▶ [PROMPT]
Search the data for the word "count" and copy every line that contains it.

--- START DATA SHOWN ---

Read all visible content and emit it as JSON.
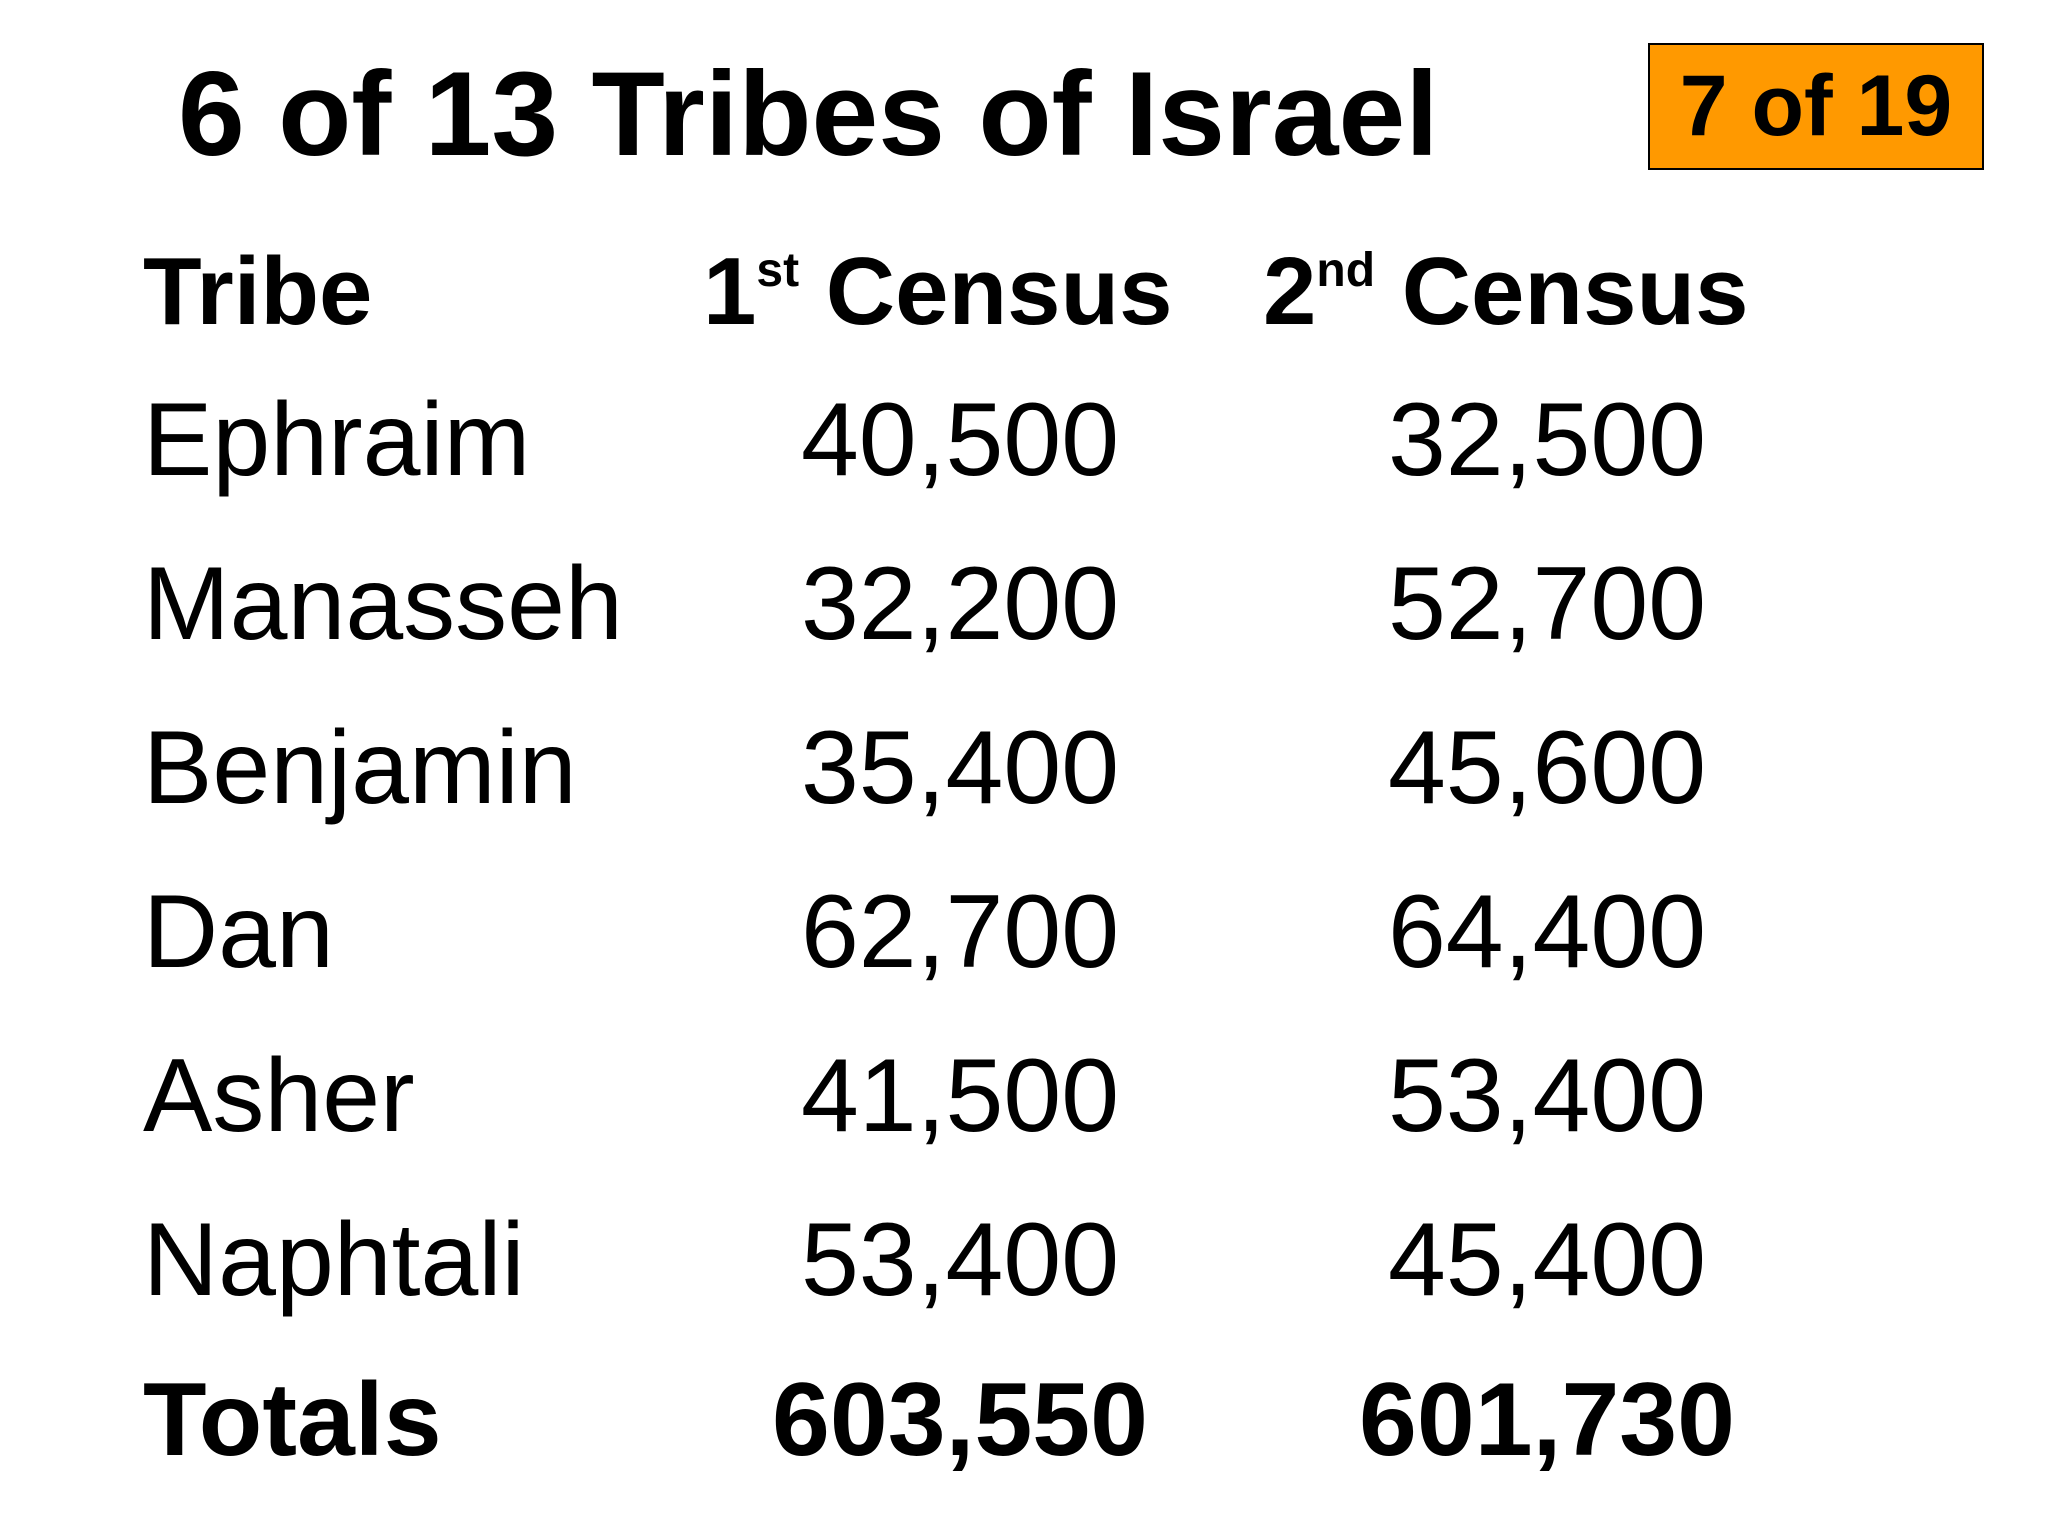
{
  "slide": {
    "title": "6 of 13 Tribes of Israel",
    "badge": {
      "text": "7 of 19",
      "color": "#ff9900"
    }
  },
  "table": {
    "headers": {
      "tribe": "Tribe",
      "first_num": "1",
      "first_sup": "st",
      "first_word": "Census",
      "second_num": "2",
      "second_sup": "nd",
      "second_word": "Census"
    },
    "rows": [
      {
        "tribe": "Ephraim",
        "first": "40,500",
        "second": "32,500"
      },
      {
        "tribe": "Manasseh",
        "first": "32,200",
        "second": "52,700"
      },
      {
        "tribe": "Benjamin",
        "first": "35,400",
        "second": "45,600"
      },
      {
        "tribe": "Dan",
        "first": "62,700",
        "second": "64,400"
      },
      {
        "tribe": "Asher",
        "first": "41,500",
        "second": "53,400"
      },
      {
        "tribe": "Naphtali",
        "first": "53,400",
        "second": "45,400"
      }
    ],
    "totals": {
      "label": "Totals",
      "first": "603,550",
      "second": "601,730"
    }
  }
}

--- END DATA SHOWN ---
--- START DATA SHOWN ---

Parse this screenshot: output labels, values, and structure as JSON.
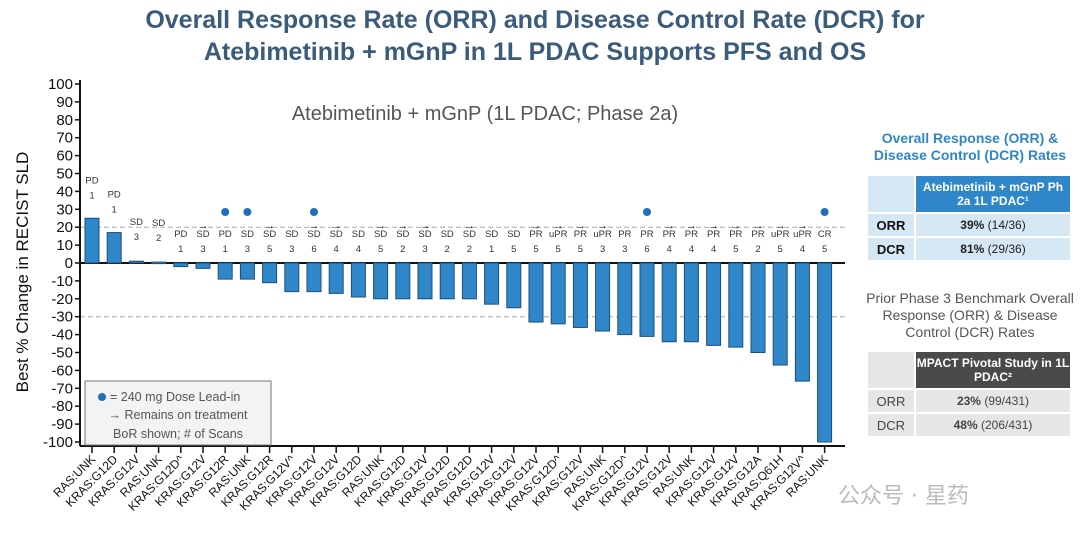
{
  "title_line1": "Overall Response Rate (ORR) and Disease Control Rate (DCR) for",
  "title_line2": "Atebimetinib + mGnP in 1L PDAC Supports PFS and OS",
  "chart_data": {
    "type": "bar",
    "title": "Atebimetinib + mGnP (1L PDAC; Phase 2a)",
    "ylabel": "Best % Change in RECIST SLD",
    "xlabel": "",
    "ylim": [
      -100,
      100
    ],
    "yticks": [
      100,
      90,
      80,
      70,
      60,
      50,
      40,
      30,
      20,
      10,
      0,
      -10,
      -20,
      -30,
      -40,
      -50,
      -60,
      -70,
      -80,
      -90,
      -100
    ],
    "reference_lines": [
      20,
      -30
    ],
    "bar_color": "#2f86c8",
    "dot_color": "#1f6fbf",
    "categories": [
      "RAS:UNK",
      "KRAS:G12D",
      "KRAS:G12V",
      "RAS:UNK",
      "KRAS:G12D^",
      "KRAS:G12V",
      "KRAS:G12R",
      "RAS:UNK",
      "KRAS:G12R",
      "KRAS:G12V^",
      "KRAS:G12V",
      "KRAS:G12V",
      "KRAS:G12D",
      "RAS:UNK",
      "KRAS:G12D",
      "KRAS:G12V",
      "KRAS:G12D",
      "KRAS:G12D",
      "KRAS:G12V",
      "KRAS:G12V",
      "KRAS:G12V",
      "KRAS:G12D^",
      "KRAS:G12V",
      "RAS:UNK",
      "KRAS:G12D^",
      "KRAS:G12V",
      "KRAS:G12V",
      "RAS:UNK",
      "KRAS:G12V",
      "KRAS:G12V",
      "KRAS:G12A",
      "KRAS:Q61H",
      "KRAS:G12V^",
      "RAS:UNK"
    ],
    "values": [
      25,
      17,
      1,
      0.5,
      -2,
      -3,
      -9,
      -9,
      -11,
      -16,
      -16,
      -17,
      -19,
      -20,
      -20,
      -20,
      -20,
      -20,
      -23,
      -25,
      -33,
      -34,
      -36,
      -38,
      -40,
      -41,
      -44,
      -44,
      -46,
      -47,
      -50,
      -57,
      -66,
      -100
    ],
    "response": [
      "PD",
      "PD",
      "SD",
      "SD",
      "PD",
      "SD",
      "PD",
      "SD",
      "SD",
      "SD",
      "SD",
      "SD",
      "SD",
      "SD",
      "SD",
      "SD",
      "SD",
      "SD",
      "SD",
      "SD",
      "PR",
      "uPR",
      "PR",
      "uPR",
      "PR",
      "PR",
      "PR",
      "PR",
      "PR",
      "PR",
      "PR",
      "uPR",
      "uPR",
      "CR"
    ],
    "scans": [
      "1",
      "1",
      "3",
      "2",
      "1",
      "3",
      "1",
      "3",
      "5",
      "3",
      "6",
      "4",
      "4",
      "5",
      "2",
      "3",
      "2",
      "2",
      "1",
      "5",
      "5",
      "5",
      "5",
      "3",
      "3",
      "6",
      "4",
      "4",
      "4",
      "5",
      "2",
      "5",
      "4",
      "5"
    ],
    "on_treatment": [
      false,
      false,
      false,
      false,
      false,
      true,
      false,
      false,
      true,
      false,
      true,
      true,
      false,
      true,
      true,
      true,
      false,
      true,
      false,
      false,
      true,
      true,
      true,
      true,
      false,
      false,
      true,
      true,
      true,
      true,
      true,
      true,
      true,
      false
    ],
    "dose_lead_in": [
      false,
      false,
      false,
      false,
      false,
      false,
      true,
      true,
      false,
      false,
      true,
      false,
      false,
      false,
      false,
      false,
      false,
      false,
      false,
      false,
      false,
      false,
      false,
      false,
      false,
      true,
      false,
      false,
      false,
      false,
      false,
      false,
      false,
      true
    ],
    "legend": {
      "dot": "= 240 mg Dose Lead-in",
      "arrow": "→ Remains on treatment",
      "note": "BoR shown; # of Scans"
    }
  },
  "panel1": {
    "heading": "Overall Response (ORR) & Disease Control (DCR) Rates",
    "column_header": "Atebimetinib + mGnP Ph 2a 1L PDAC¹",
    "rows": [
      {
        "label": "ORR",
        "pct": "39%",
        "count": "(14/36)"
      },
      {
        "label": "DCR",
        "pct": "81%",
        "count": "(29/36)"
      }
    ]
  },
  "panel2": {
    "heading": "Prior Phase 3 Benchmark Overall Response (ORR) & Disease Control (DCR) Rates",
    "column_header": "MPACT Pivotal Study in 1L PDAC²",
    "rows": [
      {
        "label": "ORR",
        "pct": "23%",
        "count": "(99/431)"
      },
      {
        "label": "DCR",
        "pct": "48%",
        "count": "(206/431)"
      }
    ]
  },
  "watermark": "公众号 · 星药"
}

--- END DATA SHOWN ---

▶ [ANSWER TO THIS PROBLEM]
        "count": "(14/36)"
        "count": "(29/36)"
        "count": "(99/431)"
        "count": "(206/431)"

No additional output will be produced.